Wherever the word "especialista" shows up in a line, please copy that line.

### Data records
>>>>

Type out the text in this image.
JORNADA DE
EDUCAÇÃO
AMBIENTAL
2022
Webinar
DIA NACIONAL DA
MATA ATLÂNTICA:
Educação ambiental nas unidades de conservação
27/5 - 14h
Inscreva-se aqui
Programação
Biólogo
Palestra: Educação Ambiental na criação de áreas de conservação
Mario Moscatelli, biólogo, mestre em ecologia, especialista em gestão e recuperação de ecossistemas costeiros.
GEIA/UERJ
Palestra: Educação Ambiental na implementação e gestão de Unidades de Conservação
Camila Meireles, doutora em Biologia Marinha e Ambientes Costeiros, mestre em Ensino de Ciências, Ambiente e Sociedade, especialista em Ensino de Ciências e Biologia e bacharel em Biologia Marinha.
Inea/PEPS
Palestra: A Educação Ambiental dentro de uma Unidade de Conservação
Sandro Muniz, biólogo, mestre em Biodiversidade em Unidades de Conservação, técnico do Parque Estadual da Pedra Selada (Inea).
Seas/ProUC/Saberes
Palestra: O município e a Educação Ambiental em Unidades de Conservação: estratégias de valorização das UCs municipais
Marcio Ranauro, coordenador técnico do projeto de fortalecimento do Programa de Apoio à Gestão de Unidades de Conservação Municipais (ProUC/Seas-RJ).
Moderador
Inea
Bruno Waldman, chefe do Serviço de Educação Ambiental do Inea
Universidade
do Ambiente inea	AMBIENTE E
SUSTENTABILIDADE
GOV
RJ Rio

<<<<
>>>>

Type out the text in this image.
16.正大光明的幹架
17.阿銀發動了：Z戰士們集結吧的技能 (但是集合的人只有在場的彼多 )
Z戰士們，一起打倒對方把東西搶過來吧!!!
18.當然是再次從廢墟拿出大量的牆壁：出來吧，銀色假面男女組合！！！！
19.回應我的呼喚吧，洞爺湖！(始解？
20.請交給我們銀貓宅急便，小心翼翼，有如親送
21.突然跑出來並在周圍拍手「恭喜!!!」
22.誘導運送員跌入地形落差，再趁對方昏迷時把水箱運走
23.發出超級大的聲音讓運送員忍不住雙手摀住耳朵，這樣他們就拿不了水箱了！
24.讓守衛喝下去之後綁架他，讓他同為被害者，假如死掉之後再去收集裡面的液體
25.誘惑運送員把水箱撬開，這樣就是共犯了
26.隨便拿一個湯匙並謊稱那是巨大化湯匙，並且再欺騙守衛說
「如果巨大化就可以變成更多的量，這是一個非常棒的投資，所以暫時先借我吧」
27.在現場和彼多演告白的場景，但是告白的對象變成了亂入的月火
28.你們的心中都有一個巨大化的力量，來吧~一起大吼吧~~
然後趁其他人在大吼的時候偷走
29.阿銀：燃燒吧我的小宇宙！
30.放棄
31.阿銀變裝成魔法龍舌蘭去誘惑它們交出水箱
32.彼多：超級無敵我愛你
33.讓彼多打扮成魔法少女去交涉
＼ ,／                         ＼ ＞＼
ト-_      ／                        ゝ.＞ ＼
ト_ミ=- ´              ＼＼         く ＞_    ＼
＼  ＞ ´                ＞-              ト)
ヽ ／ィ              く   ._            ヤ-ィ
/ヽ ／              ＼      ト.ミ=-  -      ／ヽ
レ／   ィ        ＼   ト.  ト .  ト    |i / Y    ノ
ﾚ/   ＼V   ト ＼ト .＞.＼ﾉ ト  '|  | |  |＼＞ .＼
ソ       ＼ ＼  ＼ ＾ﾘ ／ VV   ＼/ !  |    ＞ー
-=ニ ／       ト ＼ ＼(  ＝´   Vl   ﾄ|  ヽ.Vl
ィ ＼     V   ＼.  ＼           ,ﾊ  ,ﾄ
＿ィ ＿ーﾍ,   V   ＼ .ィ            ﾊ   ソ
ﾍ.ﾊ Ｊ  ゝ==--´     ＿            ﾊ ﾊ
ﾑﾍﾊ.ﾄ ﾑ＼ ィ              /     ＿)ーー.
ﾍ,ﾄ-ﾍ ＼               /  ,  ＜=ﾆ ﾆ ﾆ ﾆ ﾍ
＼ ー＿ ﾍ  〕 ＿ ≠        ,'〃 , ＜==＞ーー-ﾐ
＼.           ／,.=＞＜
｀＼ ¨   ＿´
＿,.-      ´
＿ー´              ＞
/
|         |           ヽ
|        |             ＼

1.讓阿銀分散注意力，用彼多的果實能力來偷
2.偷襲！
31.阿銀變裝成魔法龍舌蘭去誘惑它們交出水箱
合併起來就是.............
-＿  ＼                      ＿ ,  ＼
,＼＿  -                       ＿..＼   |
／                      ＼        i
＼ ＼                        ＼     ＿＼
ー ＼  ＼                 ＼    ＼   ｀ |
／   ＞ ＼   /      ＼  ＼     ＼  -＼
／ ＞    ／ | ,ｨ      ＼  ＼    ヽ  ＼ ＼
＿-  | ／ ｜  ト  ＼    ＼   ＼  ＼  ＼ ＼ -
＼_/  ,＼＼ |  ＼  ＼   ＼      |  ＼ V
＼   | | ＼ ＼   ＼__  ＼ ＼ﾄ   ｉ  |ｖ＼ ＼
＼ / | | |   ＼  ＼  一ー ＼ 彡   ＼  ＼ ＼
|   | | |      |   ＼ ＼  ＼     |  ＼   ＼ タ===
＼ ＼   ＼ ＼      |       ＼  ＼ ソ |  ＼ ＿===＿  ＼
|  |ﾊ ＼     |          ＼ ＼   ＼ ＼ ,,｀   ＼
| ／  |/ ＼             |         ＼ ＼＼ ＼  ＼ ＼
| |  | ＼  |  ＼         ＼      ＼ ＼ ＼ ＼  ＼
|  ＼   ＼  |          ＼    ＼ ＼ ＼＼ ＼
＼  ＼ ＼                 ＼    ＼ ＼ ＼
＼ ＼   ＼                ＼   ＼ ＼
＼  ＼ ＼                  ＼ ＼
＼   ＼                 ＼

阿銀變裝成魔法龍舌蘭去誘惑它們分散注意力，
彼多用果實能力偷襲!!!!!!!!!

<<<<

### Solved problem
Mario Moscatelli, biólogo, mestre em ecologia, especialista em gestão e recuperação de ecossistemas costeiros.
Camila Meireles, doutora em Biologia Marinha e Ambientes Costeiros, mestre em Ensino de Ciências, Ambiente e Sociedade, especialista em Ensino de Ciências e Biologia e bacharel em Biologia Marinha.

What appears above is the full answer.